>> Start

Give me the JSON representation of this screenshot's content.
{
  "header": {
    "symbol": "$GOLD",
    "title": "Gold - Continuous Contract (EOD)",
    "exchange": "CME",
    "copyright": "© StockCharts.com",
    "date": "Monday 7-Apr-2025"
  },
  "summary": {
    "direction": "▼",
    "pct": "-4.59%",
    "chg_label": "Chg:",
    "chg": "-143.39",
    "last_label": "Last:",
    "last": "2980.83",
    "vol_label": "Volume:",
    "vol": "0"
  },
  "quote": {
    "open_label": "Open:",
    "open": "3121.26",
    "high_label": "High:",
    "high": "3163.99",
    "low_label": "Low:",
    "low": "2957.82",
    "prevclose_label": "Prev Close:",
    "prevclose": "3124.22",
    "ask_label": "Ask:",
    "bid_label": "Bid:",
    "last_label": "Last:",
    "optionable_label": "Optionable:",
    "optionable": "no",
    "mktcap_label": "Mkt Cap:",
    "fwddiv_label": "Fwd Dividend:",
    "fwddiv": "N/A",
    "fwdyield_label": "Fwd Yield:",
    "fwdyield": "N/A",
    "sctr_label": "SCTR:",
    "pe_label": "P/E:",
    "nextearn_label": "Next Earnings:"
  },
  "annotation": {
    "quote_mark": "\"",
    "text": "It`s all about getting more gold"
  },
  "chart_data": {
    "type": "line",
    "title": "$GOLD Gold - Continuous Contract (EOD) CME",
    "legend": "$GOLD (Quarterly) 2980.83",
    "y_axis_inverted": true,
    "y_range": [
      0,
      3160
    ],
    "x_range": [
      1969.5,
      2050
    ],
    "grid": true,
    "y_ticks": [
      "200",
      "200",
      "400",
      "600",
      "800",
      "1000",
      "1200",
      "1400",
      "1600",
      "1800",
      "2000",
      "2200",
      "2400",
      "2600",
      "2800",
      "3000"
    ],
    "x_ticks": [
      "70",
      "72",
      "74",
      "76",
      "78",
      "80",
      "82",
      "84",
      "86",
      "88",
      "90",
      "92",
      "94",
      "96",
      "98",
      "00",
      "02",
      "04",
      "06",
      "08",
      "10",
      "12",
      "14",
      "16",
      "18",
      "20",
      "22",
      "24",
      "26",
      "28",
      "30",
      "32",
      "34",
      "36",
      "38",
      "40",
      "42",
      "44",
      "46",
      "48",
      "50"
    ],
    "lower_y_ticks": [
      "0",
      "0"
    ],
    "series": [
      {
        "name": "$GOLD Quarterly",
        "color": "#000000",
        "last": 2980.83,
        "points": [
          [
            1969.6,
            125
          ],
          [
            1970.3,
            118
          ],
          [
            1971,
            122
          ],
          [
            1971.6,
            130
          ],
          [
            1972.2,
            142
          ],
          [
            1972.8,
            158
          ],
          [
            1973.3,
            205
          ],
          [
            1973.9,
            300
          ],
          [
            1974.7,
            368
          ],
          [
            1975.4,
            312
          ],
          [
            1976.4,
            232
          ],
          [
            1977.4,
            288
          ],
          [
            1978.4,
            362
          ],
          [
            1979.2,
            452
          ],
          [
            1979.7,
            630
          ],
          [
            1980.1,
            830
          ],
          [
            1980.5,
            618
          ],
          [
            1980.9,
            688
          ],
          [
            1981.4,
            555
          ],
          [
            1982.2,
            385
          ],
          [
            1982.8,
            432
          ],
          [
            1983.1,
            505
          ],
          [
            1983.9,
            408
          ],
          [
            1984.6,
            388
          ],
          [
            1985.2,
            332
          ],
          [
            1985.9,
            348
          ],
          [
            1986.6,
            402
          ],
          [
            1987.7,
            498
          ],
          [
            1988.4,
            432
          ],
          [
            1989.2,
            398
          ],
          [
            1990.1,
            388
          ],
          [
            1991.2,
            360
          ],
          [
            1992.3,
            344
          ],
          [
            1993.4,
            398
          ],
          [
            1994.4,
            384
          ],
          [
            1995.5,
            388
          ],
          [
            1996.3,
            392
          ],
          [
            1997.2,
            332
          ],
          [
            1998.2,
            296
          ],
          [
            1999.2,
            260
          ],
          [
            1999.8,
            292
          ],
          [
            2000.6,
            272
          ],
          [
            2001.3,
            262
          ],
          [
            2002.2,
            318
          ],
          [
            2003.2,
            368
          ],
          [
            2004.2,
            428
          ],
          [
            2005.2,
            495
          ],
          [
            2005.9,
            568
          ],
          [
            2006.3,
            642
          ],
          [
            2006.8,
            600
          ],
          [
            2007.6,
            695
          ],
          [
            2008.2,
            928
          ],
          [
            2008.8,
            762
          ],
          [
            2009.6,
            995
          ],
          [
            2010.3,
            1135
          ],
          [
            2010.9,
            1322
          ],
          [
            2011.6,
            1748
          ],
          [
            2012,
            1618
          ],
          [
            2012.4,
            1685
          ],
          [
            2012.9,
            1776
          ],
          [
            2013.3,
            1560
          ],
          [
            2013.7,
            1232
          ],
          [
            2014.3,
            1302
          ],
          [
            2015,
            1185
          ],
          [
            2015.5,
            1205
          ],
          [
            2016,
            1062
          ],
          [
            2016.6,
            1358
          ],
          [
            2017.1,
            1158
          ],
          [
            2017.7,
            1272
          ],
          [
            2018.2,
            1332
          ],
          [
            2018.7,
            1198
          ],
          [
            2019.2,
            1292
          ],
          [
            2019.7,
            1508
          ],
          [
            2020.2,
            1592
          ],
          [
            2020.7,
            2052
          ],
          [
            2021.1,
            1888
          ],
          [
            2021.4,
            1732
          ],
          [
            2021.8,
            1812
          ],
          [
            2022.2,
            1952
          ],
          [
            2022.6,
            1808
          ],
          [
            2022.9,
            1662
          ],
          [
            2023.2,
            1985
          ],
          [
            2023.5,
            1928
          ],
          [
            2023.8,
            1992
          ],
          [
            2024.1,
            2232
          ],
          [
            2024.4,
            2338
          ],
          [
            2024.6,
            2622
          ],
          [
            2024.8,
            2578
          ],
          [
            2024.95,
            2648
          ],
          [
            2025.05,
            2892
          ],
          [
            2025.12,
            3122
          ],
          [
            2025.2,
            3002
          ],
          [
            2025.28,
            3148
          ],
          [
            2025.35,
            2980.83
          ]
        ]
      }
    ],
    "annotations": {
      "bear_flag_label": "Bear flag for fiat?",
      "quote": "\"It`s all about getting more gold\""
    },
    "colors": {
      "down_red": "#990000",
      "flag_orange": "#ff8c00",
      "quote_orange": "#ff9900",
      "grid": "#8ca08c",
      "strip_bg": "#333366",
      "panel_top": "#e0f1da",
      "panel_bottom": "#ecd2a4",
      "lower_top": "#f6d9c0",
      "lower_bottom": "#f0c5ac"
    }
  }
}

>> End

_Aim_.
Reproduce each line of the material above precisely.

_Output below_.
Give me the JSON representation of this screenshot's content.
{
  "header": {
    "symbol": "$GOLD",
    "title": "Gold - Continuous Contract (EOD)",
    "exchange": "CME",
    "copyright": "© StockCharts.com",
    "date": "Monday 7-Apr-2025"
  },
  "summary": {
    "direction": "▼",
    "pct": "-4.59%",
    "chg_label": "Chg:",
    "chg": "-143.39",
    "last_label": "Last:",
    "last": "2980.83",
    "vol_label": "Volume:",
    "vol": "0"
  },
  "quote": {
    "open_label": "Open:",
    "open": "3121.26",
    "high_label": "High:",
    "high": "3163.99",
    "low_label": "Low:",
    "low": "2957.82",
    "prevclose_label": "Prev Close:",
    "prevclose": "3124.22",
    "ask_label": "Ask:",
    "bid_label": "Bid:",
    "last_label": "Last:",
    "optionable_label": "Optionable:",
    "optionable": "no",
    "mktcap_label": "Mkt Cap:",
    "fwddiv_label": "Fwd Dividend:",
    "fwddiv": "N/A",
    "fwdyield_label": "Fwd Yield:",
    "fwdyield": "N/A",
    "sctr_label": "SCTR:",
    "pe_label": "P/E:",
    "nextearn_label": "Next Earnings:"
  },
  "annotation": {
    "quote_mark": "\"",
    "text": "It`s all about getting more gold"
  },
  "chart_data": {
    "type": "line",
    "title": "$GOLD Gold - Continuous Contract (EOD) CME",
    "legend": "$GOLD (Quarterly) 2980.83",
    "y_axis_inverted": true,
    "y_range": [
      0,
      3160
    ],
    "x_range": [
      1969.5,
      2050
    ],
    "grid": true,
    "y_ticks": [
      "200",
      "200",
      "400",
      "600",
      "800",
      "1000",
      "1200",
      "1400",
      "1600",
      "1800",
      "2000",
      "2200",
      "2400",
      "2600",
      "2800",
      "3000"
    ],
    "x_ticks": [
      "70",
      "72",
      "74",
      "76",
      "78",
      "80",
      "82",
      "84",
      "86",
      "88",
      "90",
      "92",
      "94",
      "96",
      "98",
      "00",
      "02",
      "04",
      "06",
      "08",
      "10",
      "12",
      "14",
      "16",
      "18",
      "20",
      "22",
      "24",
      "26",
      "28",
      "30",
      "32",
      "34",
      "36",
      "38",
      "40",
      "42",
      "44",
      "46",
      "48",
      "50"
    ],
    "lower_y_ticks": [
      "0",
      "0"
    ],
    "series": [
      {
        "name": "$GOLD Quarterly",
        "color": "#000000",
        "last": 2980.83,
        "points": [
          [
            1969.6,
            125
          ],
          [
            1970.3,
            118
          ],
          [
            1971,
            122
          ],
          [
            1971.6,
            130
          ],
          [
            1972.2,
            142
          ],
          [
            1972.8,
            158
          ],
          [
            1973.3,
            205
          ],
          [
            1973.9,
            300
          ],
          [
            1974.7,
            368
          ],
          [
            1975.4,
            312
          ],
          [
            1976.4,
            232
          ],
          [
            1977.4,
            288
          ],
          [
            1978.4,
            362
          ],
          [
            1979.2,
            452
          ],
          [
            1979.7,
            630
          ],
          [
            1980.1,
            830
          ],
          [
            1980.5,
            618
          ],
          [
            1980.9,
            688
          ],
          [
            1981.4,
            555
          ],
          [
            1982.2,
            385
          ],
          [
            1982.8,
            432
          ],
          [
            1983.1,
            505
          ],
          [
            1983.9,
            408
          ],
          [
            1984.6,
            388
          ],
          [
            1985.2,
            332
          ],
          [
            1985.9,
            348
          ],
          [
            1986.6,
            402
          ],
          [
            1987.7,
            498
          ],
          [
            1988.4,
            432
          ],
          [
            1989.2,
            398
          ],
          [
            1990.1,
            388
          ],
          [
            1991.2,
            360
          ],
          [
            1992.3,
            344
          ],
          [
            1993.4,
            398
          ],
          [
            1994.4,
            384
          ],
          [
            1995.5,
            388
          ],
          [
            1996.3,
            392
          ],
          [
            1997.2,
            332
          ],
          [
            1998.2,
            296
          ],
          [
            1999.2,
            260
          ],
          [
            1999.8,
            292
          ],
          [
            2000.6,
            272
          ],
          [
            2001.3,
            262
          ],
          [
            2002.2,
            318
          ],
          [
            2003.2,
            368
          ],
          [
            2004.2,
            428
          ],
          [
            2005.2,
            495
          ],
          [
            2005.9,
            568
          ],
          [
            2006.3,
            642
          ],
          [
            2006.8,
            600
          ],
          [
            2007.6,
            695
          ],
          [
            2008.2,
            928
          ],
          [
            2008.8,
            762
          ],
          [
            2009.6,
            995
          ],
          [
            2010.3,
            1135
          ],
          [
            2010.9,
            1322
          ],
          [
            2011.6,
            1748
          ],
          [
            2012,
            1618
          ],
          [
            2012.4,
            1685
          ],
          [
            2012.9,
            1776
          ],
          [
            2013.3,
            1560
          ],
          [
            2013.7,
            1232
          ],
          [
            2014.3,
            1302
          ],
          [
            2015,
            1185
          ],
          [
            2015.5,
            1205
          ],
          [
            2016,
            1062
          ],
          [
            2016.6,
            1358
          ],
          [
            2017.1,
            1158
          ],
          [
            2017.7,
            1272
          ],
          [
            2018.2,
            1332
          ],
          [
            2018.7,
            1198
          ],
          [
            2019.2,
            1292
          ],
          [
            2019.7,
            1508
          ],
          [
            2020.2,
            1592
          ],
          [
            2020.7,
            2052
          ],
          [
            2021.1,
            1888
          ],
          [
            2021.4,
            1732
          ],
          [
            2021.8,
            1812
          ],
          [
            2022.2,
            1952
          ],
          [
            2022.6,
            1808
          ],
          [
            2022.9,
            1662
          ],
          [
            2023.2,
            1985
          ],
          [
            2023.5,
            1928
          ],
          [
            2023.8,
            1992
          ],
          [
            2024.1,
            2232
          ],
          [
            2024.4,
            2338
          ],
          [
            2024.6,
            2622
          ],
          [
            2024.8,
            2578
          ],
          [
            2024.95,
            2648
          ],
          [
            2025.05,
            2892
          ],
          [
            2025.12,
            3122
          ],
          [
            2025.2,
            3002
          ],
          [
            2025.28,
            3148
          ],
          [
            2025.35,
            2980.83
          ]
        ]
      }
    ],
    "annotations": {
      "bear_flag_label": "Bear flag for fiat?",
      "quote": "\"It`s all about getting more gold\""
    },
    "colors": {
      "down_red": "#990000",
      "flag_orange": "#ff8c00",
      "quote_orange": "#ff9900",
      "grid": "#8ca08c",
      "strip_bg": "#333366",
      "panel_top": "#e0f1da",
      "panel_bottom": "#ecd2a4",
      "lower_top": "#f6d9c0",
      "lower_bottom": "#f0c5ac"
    }
  }
}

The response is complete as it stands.